World's First Formally-Proven OS Kernel

← Back to Stories (view on slashdot.org)

World's First Formally-Proven OS Kernel

Posted by Soulskill on Wednesday August 12, 2009 @11:57PM from the wait-for-it dept.

An anonymous reader writes "Operating systems usually have bugs — the 'blue screen of death,' the Amiga Hand, and so forth are known by almost everyone. NICTA's team of researchers has managed to prove that a particular OS kernel is guaranteed to meet its specification. It is fully, formally verified, and as such it exceeds the Common Criteria's highest level of assurance. The researchers used an executable specification written in Haskell, C code that mapped to Haskell, and the Isabelle theorem prover to generate a machine-checked proof that the C code in the kernel matches the executable and the formal specification of the system." Does it run Linux? "We're pleased to say that it does. Presently, we have a para-virtualized version of Linux running on top of the (unverified) x86 port of seL4. There are plans to port Linux to the verified ARM version of seL4 as well." Further technical details are available from NICTA's website.

41 of 517 comments (clear)

spec? by polar+red · 2009-08-12 23:59 · Score: 5, Insightful

but is the spec useable ? bugfree ?

--
Yes, I'm left. You have a problem with that?

DATA LISTING:

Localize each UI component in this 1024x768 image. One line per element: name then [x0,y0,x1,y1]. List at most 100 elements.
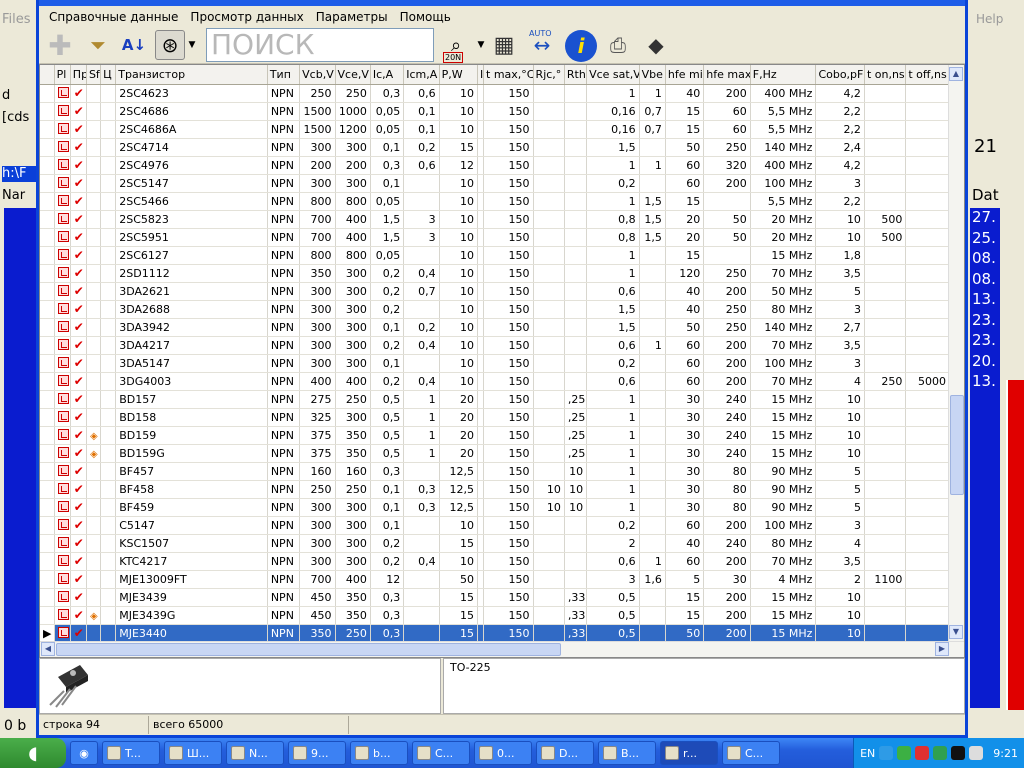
column-header[interactable]: Vce,V [335,65,371,85]
cell-hfemin[interactable]: 30 [665,444,705,463]
cell-transistor[interactable]: MJE13009FT [115,570,268,589]
cell-vcesat[interactable]: 1 [586,498,640,517]
cell-vbe[interactable]: 1 [639,336,666,355]
cell-rth[interactable] [564,264,588,283]
menu-parameters[interactable]: Параметры [310,10,394,24]
cell-hfemin[interactable]: 20 [665,228,705,247]
cell-pw[interactable]: 10 [439,264,478,283]
cell-vcesat[interactable]: 1,5 [586,318,640,337]
cell-ic[interactable]: 0,05 [370,102,405,121]
pdf-icon[interactable] [57,284,69,296]
cell-hfemax[interactable]: 200 [703,174,751,193]
cell-vcesat[interactable]: 1 [586,390,640,409]
task-button[interactable]: N... [226,741,284,765]
table-row[interactable]: ✔ 2SD1112 NPN 350 300 0,2 0,4 10 150 1 120 250 70 MH… [40,264,950,283]
pdf-icon[interactable] [57,194,69,206]
cell-vbe[interactable] [639,282,666,301]
cell-transistor[interactable]: 2SC5823 [115,210,268,229]
info-icon[interactable]: i [565,30,597,62]
pdf-icon[interactable] [57,500,69,512]
cell-cobo[interactable]: 10 [815,408,865,427]
cell-rjc[interactable] [533,264,565,283]
cell-rth[interactable] [564,354,588,373]
cell-hfemin[interactable]: 5 [665,570,705,589]
cell-rth[interactable] [564,318,588,337]
cell-pw[interactable]: 10 [439,372,478,391]
cell-hfemax[interactable]: 250 [703,318,751,337]
cell-pw[interactable]: 12,5 [439,480,478,499]
pdf-icon[interactable] [57,320,69,332]
table-row[interactable]: ✔ 2SC4623 NPN 250 250 0,3 0,6 10 150 1 1 40 200 400 M… [40,84,950,103]
filter-icon[interactable]: ⏷ [83,30,113,60]
quicklaunch-icon[interactable]: ◉ [70,741,98,765]
cell-vce[interactable]: 350 [335,588,371,607]
cell-vcb[interactable]: 450 [299,588,336,607]
cell-hfemin[interactable]: 15 [665,192,705,211]
cell-type[interactable]: NPN [267,174,301,193]
cell-tmax[interactable]: 150 [483,192,534,211]
cell-vcesat[interactable]: 0,8 [586,210,640,229]
pdf-icon[interactable] [57,230,69,242]
cell-toff[interactable] [905,588,950,607]
cell-cobo[interactable]: 3 [815,174,865,193]
column-header[interactable]: Ц [100,65,117,85]
datasheet-cell[interactable] [54,570,71,589]
cell-hfemin[interactable]: 15 [665,588,705,607]
cell-f[interactable]: 15 MHz [750,246,817,265]
language-indicator[interactable]: EN [860,747,875,760]
cell-ton[interactable] [864,516,907,535]
cell-rth[interactable]: ,33 [564,624,588,643]
cell-vcb[interactable]: 350 [299,624,336,643]
cell-pw[interactable]: 10 [439,102,478,121]
cell-transistor[interactable]: C5147 [115,516,268,535]
cell-vce[interactable]: 400 [335,570,371,589]
cell-transistor[interactable]: BD159G [115,444,268,463]
cell-vcesat[interactable]: 0,2 [586,354,640,373]
cell-vcb[interactable]: 350 [299,264,336,283]
cell-hfemax[interactable]: 250 [703,264,751,283]
cell-toff[interactable] [905,138,950,157]
cell-ton[interactable] [864,408,907,427]
cell-toff[interactable] [905,354,950,373]
column-header[interactable]: t max,°C [483,65,534,85]
cell-cobo[interactable]: 2,7 [815,318,865,337]
cell-vcb[interactable]: 300 [299,318,336,337]
cell-vce[interactable]: 800 [335,246,371,265]
datasheet-cell[interactable] [54,192,71,211]
task-button[interactable]: T... [102,741,160,765]
cell-toff[interactable]: 5000 [905,372,950,391]
column-header[interactable]: Vcb,V [299,65,336,85]
cell-hfemax[interactable]: 200 [703,354,751,373]
datasheet-cell[interactable] [54,228,71,247]
cell-f[interactable]: 20 MHz [750,210,817,229]
cell-ton[interactable] [864,318,907,337]
chevron-down-icon[interactable]: ▼ [475,30,487,60]
cell-rjc[interactable] [533,300,565,319]
cell-hfemax[interactable]: 60 [703,120,751,139]
cell-vce[interactable]: 300 [335,264,371,283]
cell-f[interactable]: 5,5 MHz [750,192,817,211]
datasheet-cell[interactable] [54,534,71,553]
table-row[interactable]: ✔ 3DA2688 NPN 300 300 0,2 10 150 1,5 40 250 80 MHz 3 [40,300,950,319]
cell-f[interactable]: 400 MHz [750,156,817,175]
cell-vcb[interactable]: 300 [299,498,336,517]
cell-pw[interactable]: 10 [439,84,478,103]
cell-cobo[interactable]: 10 [815,390,865,409]
cell-transistor[interactable]: BF457 [115,462,268,481]
cell-hfemax[interactable]: 240 [703,390,751,409]
cell-toff[interactable] [905,624,950,643]
cell-type[interactable]: NPN [267,372,301,391]
datasheet-cell[interactable] [54,444,71,463]
cell-cobo[interactable]: 4,2 [815,156,865,175]
cell-icm[interactable]: 1 [403,390,440,409]
cell-vbe[interactable]: 1 [639,552,666,571]
cell-cobo[interactable]: 10 [815,624,865,643]
cell-hfemax[interactable]: 50 [703,228,751,247]
cell-vce[interactable]: 350 [335,426,371,445]
cell-rjc[interactable] [533,570,565,589]
cell-rth[interactable] [564,534,588,553]
cell-ic[interactable]: 0,2 [370,282,405,301]
cell-rth[interactable] [564,156,588,175]
cell-rth[interactable]: ,33 [564,606,588,625]
cell-vbe[interactable]: 1,5 [639,210,666,229]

REQUIRED TASK:
Reproduce the kernel story above word for word, everything from "41 of 517 comments" down to "problem with that?".

FINAL ANSWER:
41 of 517 comments (clear)

spec? by polar+red · 2009-08-12 23:59 · Score: 5, Insightful

but is the spec useable ? bugfree ?

--
Yes, I'm left. You have a problem with that?